## [Record extracts]
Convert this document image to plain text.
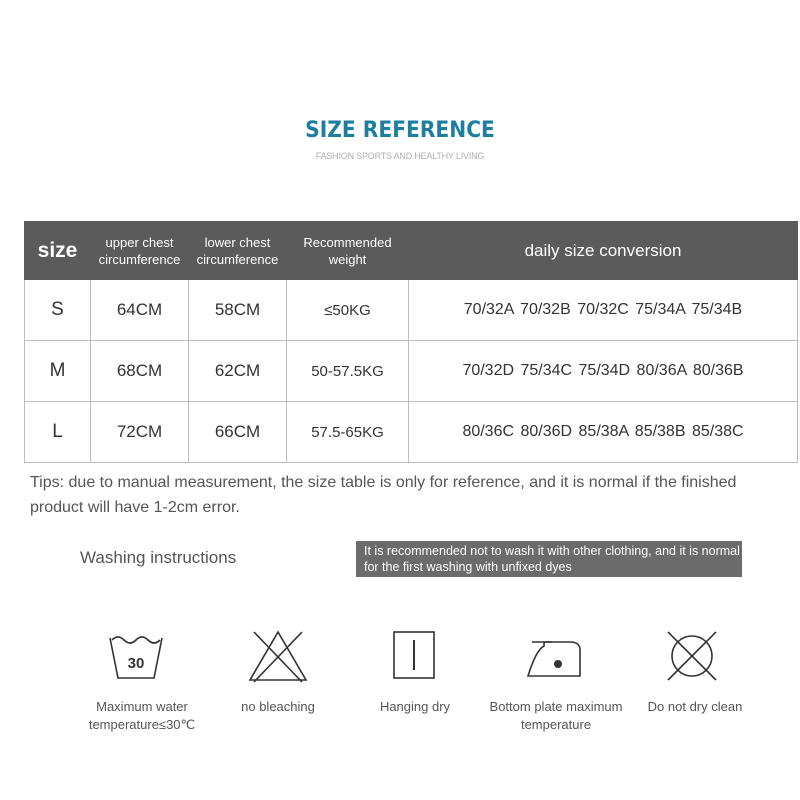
SIZE REFERENCE
FASHION SPORTS AND HEALTHY LIVING
size	upper chest circumference	lower chest circumference	Recommended weight	daily size conversion
S	64CM	58CM	≤50KG	70/32A 70/32B 70/32C 75/34A 75/34B
M	68CM	62CM	50-57.5KG	70/32D 75/34C 75/34D 80/36A 80/36B
L	72CM	66CM	57.5-65KG	80/36C 80/36D 85/38A 85/38B 85/38C
Tips: due to manual measurement, the size table is only for reference, and it is normal if the finished product will have 1-2cm error.
Washing instructions	It is recommended not to wash it with other clothing, and it is normal for the first washing with unfixed dyes
30
Maximum water temperature≤30℃
no bleaching	Hanging dry	Bottom plate maximum temperature
Do not dry clean
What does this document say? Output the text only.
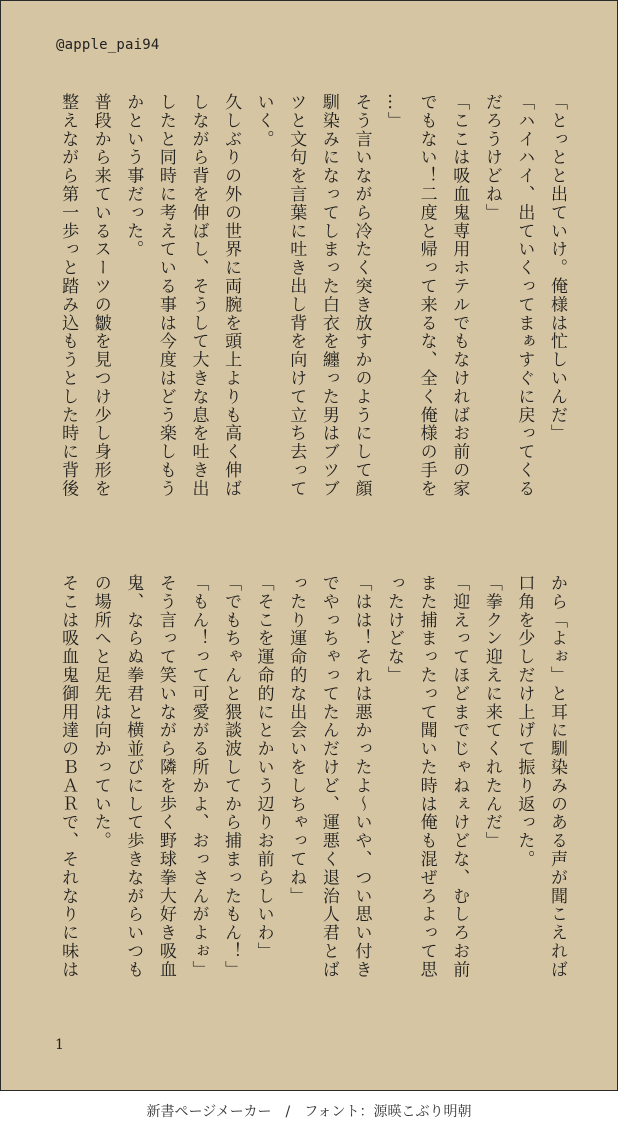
@apple_pai94
「とっとと出ていけ。俺様は忙しいんだ」
「ハイハイ、出ていくってまぁすぐに戻ってくる
だろうけどね」
「ここは吸血鬼専用ホテルでもなければお前の家
でもない！二度と帰って来るな、全く俺様の手を
…」
そう言いながら冷たく突き放すかのようにして顔
馴染みになってしまった白衣を纏った男はブツブ
ツと文句を言葉に吐き出し背を向けて立ち去って
いく。
久しぶりの外の世界に両腕を頭上よりも高く伸ば
しながら背を伸ばし、そうして大きな息を吐き出
したと同時に考えている事は今度はどう楽しもう
かという事だった。
普段から来ているスーツの皺を見つけ少し身形を
整えながら第一歩っと踏み込もうとした時に背後
から「よぉ」と耳に馴染みのある声が聞こえれば
口角を少しだけ上げて振り返った。
「拳クン迎えに来てくれたんだ」
「迎えってほどまでじゃねぇけどな、むしろお前
また捕まったって聞いた時は俺も混ぜろよって思
ったけどな」
「はは！それは悪かったよ～いや、つい思い付き
でやっちゃってたんだけど、運悪く退治人君とば
ったり運命的な出会いをしちゃってね」
「そこを運命的にとかいう辺りお前らしいわ」
「でもちゃんと猥談波してから捕まったもん！」
「もん！って可愛がる所かよ、おっさんがよぉ」
そう言って笑いながら隣を歩く野球拳大好き吸血
鬼、ならぬ拳君と横並びにして歩きながらいつも
の場所へと足先は向かっていた。
そこは吸血鬼御用達のＢＡＲで、それなりに味は
1
新書ページメーカー　/　フォント：源暎こぶり明朝
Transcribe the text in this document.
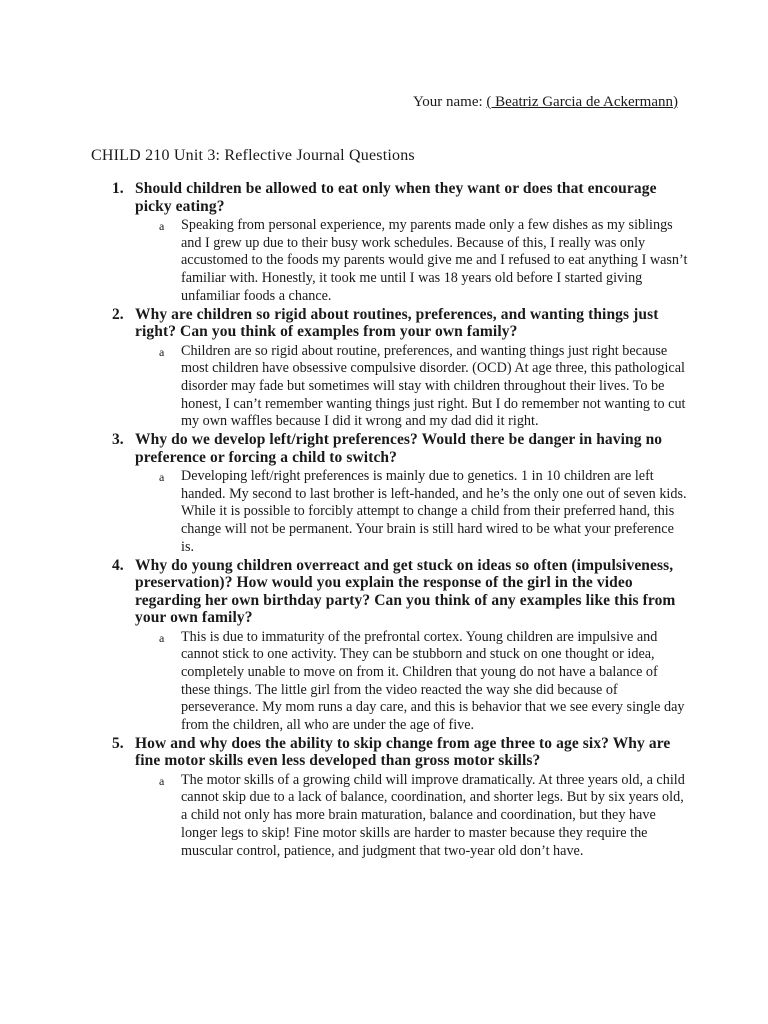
Your name: ( Beatriz Garcia de Ackermann)
CHILD 210 Unit 3: Reflective Journal Questions
1. Should children be allowed to eat only when they want or does that encourage picky eating?
a Speaking from personal experience, my parents made only a few dishes as my siblings and I grew up due to their busy work schedules. Because of this, I really was only accustomed to the foods my parents would give me and I refused to eat anything I wasn’t familiar with. Honestly, it took me until I was 18 years old before I started giving unfamiliar foods a chance.
2. Why are children so rigid about routines, preferences, and wanting things just right? Can you think of examples from your own family?
a Children are so rigid about routine, preferences, and wanting things just right because most children have obsessive compulsive disorder. (OCD) At age three, this pathological disorder may fade but sometimes will stay with children throughout their lives. To be honest, I can’t remember wanting things just right. But I do remember not wanting to cut my own waffles because I did it wrong and my dad did it right.
3. Why do we develop left/right preferences? Would there be danger in having no preference or forcing a child to switch?
a Developing left/right preferences is mainly due to genetics. 1 in 10 children are left handed. My second to last brother is left-handed, and he’s the only one out of seven kids. While it is possible to forcibly attempt to change a child from their preferred hand, this change will not be permanent. Your brain is still hard wired to be what your preference is.
4. Why do young children overreact and get stuck on ideas so often (impulsiveness, preservation)? How would you explain the response of the girl in the video regarding her own birthday party? Can you think of any examples like this from your own family?
a This is due to immaturity of the prefrontal cortex. Young children are impulsive and cannot stick to one activity. They can be stubborn and stuck on one thought or idea, completely unable to move on from it. Children that young do not have a balance of these things. The little girl from the video reacted the way she did because of perseverance. My mom runs a day care, and this is behavior that we see every single day from the children, all who are under the age of five.
5. How and why does the ability to skip change from age three to age six? Why are fine motor skills even less developed than gross motor skills?
a The motor skills of a growing child will improve dramatically. At three years old, a child cannot skip due to a lack of balance, coordination, and shorter legs. But by six years old, a child not only has more brain maturation, balance and coordination, but they have longer legs to skip! Fine motor skills are harder to master because they require the muscular control, patience, and judgment that two-year old don’t have.
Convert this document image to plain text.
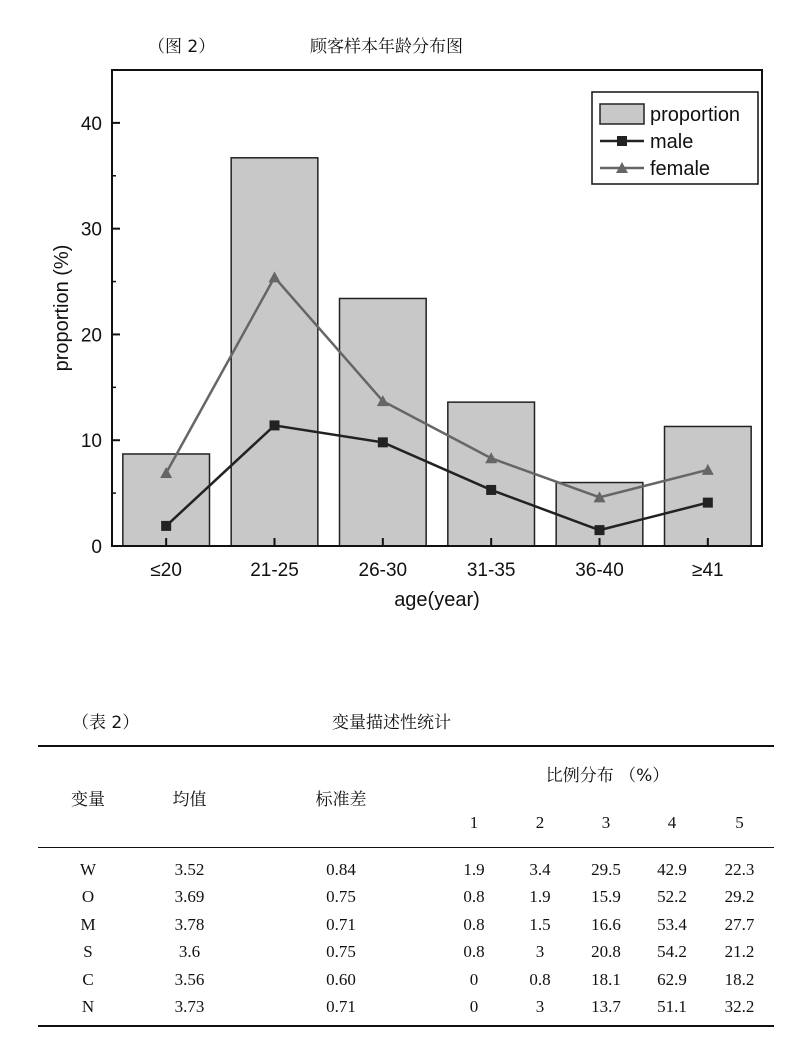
（图 2）	顾客样本年龄分布图
0
10
20
30
40
≤20	21-25	26-30	31-35	36-40	≥41
proportion
male
female
proportion (%)
age(year)
（表 2）	变量描述性统计
变量	均值	标准差	比例分布 （%）				
			1	2	3	4	5
W	3.52	0.84	1.9	3.4	29.5	42.9	22.3
O	3.69	0.75	0.8	1.9	15.9	52.2	29.2
M	3.78	0.71	0.8	1.5	16.6	53.4	27.7
S	3.6	0.75	0.8	3	20.8	54.2	21.2
C	3.56	0.60	0	0.8	18.1	62.9	18.2
N	3.73	0.71	0	3	13.7	51.1	32.2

## [Required work]
Looking at the material above, count the lines containing the string "examples" and reply with the count alone.

## [Answer to this task]
2